-- Start MATERIAL FOR THE TASK --

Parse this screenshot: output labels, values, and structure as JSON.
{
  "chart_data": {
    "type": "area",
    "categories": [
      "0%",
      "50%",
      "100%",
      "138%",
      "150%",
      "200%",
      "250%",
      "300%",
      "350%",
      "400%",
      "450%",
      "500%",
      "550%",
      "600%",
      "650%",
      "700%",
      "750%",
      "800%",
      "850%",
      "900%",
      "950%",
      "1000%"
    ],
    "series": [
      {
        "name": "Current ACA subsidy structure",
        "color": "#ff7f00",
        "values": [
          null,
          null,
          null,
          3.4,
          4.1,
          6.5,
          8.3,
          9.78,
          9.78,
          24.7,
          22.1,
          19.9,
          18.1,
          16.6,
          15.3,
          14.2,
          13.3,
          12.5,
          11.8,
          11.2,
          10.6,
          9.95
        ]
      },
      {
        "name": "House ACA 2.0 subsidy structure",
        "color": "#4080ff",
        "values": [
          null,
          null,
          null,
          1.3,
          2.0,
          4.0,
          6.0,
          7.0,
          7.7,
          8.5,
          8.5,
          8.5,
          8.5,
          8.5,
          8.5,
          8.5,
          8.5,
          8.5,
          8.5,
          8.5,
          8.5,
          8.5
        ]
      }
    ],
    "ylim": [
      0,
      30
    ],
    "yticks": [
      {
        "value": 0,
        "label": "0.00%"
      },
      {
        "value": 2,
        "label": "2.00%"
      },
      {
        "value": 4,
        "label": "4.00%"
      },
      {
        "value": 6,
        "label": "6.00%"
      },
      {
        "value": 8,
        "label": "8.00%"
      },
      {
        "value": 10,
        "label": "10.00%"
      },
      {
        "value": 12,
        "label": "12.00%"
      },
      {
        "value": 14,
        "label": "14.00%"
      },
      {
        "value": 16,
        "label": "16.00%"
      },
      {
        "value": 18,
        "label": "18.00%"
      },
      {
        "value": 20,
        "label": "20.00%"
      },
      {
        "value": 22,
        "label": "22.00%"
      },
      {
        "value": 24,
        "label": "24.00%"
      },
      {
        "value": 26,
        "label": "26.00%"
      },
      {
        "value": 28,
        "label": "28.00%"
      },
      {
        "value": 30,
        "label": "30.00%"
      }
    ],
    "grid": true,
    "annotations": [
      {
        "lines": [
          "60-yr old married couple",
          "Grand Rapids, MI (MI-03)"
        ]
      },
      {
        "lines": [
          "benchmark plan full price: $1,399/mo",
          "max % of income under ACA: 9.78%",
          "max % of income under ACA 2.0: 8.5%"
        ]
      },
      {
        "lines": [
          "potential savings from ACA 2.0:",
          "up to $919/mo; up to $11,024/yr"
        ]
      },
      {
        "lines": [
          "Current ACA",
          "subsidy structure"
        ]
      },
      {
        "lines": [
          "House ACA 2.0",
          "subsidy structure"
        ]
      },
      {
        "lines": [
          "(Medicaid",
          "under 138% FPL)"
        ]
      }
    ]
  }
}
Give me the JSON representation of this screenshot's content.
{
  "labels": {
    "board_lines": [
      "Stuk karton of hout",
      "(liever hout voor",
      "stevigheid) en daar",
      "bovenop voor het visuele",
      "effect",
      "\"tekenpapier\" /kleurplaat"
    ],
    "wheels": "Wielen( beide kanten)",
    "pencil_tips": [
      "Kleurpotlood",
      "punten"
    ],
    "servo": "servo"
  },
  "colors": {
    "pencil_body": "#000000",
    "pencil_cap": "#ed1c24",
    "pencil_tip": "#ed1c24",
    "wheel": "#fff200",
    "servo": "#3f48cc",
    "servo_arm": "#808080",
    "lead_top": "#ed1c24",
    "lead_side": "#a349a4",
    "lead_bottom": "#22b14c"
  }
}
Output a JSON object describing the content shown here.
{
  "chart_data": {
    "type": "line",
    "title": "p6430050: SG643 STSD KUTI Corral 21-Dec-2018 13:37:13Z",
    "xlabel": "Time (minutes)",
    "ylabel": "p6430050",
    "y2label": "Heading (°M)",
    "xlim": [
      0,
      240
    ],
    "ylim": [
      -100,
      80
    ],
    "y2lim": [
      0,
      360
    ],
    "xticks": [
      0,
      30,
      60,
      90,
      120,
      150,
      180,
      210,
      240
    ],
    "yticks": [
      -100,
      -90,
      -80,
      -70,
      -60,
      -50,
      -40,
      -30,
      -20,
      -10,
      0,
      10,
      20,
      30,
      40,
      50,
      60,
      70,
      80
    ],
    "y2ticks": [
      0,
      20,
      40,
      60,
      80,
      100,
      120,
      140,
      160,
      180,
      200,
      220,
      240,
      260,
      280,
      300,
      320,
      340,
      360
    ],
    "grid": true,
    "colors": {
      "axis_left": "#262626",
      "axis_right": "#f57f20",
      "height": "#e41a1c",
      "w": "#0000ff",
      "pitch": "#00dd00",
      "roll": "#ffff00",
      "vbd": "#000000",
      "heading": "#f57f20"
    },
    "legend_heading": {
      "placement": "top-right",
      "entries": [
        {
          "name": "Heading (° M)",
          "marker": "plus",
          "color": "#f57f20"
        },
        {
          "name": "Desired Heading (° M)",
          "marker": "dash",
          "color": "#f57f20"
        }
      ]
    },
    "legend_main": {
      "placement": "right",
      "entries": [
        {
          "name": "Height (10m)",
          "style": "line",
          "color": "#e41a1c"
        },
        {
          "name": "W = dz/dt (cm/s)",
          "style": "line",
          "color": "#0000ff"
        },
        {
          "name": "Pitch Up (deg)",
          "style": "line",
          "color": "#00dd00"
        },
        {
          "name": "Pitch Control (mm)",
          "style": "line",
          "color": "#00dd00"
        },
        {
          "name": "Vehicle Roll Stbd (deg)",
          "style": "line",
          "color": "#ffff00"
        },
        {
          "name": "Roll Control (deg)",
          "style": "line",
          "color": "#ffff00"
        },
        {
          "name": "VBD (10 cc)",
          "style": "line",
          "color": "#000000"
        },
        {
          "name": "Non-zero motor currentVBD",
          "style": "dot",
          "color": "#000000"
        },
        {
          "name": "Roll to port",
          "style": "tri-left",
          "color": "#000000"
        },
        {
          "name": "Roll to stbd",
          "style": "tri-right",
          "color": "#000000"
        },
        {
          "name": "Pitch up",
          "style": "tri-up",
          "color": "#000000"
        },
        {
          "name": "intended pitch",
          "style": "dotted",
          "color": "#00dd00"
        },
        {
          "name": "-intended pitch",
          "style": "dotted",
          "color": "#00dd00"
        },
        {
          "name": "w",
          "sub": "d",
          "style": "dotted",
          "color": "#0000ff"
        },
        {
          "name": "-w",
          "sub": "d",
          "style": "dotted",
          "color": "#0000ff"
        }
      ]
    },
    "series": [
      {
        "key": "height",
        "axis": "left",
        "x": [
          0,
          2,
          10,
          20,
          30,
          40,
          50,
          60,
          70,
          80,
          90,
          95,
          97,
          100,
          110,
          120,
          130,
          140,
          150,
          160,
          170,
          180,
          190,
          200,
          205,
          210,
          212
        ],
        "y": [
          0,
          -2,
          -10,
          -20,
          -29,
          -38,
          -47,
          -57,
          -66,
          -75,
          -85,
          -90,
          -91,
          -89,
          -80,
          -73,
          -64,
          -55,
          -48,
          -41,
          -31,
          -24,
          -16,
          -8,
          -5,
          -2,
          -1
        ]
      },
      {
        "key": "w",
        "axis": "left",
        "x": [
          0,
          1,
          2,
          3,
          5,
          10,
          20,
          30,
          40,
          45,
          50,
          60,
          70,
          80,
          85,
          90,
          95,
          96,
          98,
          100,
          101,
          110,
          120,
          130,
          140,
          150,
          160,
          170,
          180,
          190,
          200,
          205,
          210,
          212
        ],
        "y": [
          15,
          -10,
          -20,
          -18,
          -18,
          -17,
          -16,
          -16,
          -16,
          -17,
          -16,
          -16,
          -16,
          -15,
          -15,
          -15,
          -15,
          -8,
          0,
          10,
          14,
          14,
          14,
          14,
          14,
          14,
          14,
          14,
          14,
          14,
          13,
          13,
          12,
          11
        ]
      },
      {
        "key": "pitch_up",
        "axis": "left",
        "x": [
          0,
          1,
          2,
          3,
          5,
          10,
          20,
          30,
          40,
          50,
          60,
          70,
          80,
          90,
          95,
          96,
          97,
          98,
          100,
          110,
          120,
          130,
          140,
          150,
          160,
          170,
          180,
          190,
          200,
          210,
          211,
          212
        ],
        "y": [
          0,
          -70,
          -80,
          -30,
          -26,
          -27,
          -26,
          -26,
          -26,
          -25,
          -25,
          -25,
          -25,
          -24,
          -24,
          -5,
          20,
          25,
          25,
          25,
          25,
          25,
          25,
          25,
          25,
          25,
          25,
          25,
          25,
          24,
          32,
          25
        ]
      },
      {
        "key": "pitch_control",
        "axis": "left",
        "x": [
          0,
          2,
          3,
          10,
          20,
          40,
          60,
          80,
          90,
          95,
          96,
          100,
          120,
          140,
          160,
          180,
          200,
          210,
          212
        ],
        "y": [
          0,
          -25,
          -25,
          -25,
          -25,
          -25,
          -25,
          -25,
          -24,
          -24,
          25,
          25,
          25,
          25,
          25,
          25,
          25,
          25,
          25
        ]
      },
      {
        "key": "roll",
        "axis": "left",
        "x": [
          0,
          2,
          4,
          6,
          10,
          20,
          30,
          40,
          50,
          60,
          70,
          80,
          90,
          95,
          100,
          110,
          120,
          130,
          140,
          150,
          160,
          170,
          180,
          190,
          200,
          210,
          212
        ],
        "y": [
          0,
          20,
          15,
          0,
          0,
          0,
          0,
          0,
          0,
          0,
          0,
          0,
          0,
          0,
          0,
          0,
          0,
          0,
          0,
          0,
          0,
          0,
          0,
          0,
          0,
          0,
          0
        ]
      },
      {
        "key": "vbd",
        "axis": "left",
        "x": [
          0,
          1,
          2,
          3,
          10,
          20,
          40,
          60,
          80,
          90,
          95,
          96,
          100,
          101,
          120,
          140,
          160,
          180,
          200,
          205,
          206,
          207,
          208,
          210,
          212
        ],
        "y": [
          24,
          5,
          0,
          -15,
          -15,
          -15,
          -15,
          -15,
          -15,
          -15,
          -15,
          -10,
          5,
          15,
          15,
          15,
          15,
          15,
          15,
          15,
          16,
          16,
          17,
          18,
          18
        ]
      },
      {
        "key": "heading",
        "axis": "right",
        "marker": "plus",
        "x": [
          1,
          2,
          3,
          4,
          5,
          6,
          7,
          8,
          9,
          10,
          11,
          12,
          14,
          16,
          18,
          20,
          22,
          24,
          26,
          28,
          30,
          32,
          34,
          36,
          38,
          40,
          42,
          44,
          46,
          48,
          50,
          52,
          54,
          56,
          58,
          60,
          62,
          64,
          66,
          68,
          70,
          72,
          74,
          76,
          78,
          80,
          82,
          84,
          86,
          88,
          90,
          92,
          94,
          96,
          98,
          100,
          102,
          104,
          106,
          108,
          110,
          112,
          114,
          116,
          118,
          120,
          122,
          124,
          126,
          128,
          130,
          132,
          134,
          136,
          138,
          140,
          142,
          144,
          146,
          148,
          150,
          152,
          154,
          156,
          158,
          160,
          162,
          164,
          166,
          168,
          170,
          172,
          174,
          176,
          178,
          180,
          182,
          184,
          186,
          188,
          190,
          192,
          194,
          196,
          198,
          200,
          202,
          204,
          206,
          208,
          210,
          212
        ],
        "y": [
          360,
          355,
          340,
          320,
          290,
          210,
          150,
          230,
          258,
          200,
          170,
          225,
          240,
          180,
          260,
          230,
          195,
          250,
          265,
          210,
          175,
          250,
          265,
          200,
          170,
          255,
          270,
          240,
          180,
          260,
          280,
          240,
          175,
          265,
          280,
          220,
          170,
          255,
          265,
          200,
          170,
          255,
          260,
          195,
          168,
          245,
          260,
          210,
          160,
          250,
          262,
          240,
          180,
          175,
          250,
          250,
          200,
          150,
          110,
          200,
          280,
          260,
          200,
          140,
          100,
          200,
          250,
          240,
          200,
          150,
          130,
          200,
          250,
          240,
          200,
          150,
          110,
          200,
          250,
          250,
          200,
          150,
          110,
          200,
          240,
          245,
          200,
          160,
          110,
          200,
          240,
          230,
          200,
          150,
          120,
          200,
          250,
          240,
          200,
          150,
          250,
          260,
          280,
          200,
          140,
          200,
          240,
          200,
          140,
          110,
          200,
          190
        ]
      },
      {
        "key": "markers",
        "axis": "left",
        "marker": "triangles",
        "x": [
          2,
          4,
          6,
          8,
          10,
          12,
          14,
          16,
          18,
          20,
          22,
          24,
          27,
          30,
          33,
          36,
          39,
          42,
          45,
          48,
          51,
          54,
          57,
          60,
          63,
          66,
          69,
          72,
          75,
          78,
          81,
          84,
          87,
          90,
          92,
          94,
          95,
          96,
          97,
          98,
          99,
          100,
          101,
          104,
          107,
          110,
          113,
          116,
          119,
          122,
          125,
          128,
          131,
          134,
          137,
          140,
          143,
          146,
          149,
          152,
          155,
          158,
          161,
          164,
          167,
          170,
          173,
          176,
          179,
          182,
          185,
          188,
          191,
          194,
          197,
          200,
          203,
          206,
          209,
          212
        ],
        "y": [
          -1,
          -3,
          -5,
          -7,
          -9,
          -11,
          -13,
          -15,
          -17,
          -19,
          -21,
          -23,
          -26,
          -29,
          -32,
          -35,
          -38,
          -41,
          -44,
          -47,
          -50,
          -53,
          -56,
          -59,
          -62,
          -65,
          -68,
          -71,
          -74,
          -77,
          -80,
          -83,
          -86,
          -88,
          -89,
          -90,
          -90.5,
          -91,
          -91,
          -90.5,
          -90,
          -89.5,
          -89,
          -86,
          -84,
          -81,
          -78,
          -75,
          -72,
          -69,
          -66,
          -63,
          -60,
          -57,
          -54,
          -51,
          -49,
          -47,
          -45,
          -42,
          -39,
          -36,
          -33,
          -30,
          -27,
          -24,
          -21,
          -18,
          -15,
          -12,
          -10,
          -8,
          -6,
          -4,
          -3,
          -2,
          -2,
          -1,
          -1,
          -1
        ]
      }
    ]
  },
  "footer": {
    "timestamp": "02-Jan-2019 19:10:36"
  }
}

-- End MATERIAL FOR THE TASK --

PROBLEM REQUIREMENTS:
Note each line of the entries that has "content" in it, and copy those lines.

EXERCISE RESULT:
Give me the JSON representation of this screenshot's content.
Output a JSON object describing the content shown here.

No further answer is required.